[START OF Supplied data]
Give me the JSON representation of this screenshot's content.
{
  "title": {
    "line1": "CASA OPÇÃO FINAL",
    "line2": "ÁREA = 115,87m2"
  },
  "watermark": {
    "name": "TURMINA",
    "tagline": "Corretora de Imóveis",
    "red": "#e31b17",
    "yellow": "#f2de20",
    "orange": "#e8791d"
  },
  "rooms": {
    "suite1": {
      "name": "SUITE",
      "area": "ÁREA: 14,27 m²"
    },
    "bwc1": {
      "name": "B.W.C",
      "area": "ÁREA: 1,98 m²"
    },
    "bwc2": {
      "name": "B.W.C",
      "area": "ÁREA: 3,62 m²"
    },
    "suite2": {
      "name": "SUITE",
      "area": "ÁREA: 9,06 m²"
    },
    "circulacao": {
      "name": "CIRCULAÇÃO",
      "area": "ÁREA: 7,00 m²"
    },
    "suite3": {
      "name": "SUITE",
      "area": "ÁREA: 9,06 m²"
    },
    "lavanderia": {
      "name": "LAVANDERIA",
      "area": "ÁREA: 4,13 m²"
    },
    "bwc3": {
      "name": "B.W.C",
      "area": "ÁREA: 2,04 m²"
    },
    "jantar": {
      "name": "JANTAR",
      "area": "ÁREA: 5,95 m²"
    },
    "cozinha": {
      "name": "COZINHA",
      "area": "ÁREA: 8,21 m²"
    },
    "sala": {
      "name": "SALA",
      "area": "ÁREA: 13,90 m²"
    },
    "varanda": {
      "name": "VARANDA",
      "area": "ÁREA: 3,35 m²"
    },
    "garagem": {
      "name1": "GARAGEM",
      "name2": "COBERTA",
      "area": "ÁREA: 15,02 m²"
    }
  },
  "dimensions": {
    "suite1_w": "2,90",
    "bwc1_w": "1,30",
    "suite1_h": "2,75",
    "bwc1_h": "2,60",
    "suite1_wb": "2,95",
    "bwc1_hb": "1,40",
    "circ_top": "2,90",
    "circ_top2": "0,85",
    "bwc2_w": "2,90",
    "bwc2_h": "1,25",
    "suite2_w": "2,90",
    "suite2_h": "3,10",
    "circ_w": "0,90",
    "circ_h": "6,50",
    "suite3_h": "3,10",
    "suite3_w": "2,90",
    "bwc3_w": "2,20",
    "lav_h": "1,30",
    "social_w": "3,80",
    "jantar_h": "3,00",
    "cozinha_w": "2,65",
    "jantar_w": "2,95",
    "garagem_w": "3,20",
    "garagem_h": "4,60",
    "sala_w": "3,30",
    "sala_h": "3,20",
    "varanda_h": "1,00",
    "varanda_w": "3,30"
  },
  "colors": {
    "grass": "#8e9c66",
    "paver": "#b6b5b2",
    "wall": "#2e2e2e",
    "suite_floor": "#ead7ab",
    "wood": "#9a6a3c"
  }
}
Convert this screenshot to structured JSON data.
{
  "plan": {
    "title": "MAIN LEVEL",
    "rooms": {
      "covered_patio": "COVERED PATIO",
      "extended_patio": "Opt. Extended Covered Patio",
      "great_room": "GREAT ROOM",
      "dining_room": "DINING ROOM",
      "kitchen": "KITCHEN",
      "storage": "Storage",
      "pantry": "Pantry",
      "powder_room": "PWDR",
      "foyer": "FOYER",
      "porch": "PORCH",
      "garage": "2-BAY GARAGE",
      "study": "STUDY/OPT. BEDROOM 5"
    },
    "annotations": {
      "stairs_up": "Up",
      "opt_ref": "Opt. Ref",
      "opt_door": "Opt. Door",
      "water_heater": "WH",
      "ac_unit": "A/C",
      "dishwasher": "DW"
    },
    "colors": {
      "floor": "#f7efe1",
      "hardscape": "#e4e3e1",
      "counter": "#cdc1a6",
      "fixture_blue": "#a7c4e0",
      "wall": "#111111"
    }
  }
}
[END OF Supplied data]
[START OF Supplied data]
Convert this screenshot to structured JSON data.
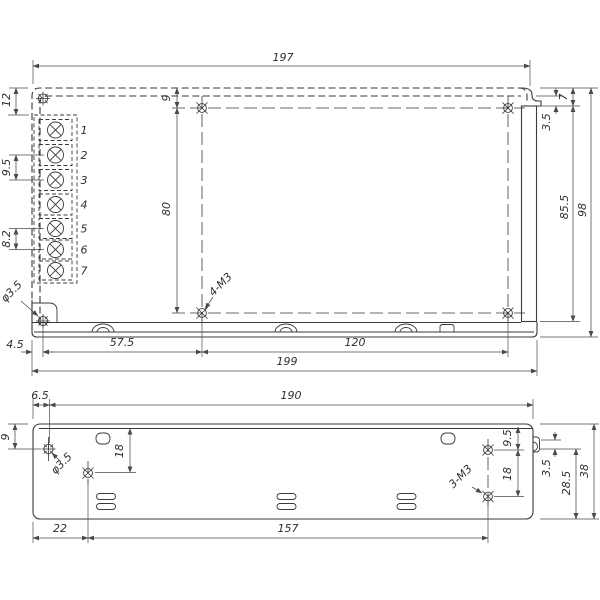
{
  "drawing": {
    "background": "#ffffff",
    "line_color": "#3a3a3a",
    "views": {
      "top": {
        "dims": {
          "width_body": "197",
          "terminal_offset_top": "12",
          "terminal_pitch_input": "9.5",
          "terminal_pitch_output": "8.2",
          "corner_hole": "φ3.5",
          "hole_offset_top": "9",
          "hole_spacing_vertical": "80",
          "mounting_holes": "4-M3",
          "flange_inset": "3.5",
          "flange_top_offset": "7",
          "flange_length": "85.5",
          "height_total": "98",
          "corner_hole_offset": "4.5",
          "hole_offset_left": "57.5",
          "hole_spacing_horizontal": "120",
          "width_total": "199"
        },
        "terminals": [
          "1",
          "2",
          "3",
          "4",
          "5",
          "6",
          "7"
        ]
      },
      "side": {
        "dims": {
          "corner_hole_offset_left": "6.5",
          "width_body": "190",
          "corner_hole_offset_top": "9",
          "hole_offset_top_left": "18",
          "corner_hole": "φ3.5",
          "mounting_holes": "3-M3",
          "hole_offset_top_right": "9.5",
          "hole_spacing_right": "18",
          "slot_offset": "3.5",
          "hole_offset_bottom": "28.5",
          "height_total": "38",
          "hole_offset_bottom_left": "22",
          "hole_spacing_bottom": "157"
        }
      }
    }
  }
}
[END OF Supplied data]
[START OF Supplied data]
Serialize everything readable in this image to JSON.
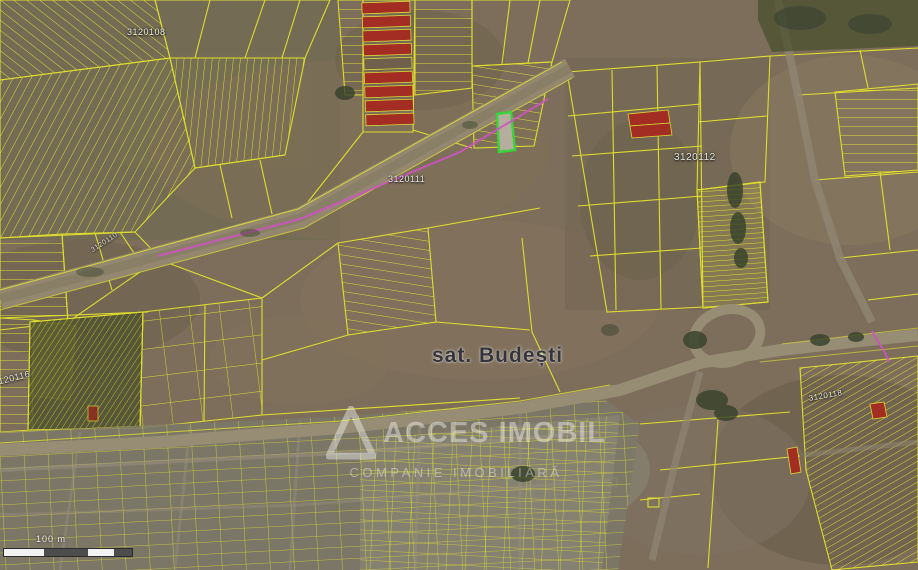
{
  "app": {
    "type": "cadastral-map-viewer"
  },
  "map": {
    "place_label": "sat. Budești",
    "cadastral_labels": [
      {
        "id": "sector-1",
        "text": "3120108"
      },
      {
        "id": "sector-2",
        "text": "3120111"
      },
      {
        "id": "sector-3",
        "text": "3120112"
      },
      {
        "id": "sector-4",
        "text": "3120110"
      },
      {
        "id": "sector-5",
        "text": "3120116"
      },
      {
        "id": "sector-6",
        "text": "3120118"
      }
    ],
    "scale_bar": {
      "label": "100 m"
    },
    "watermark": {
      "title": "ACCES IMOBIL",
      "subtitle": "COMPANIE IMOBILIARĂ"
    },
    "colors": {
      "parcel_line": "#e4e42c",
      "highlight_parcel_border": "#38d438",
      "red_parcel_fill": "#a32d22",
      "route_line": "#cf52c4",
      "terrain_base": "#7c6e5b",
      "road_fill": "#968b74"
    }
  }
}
[END OF Supplied data]
Across the entries above, how many lines contain "sector"? Provide only the count.

*Completed exercise*. 6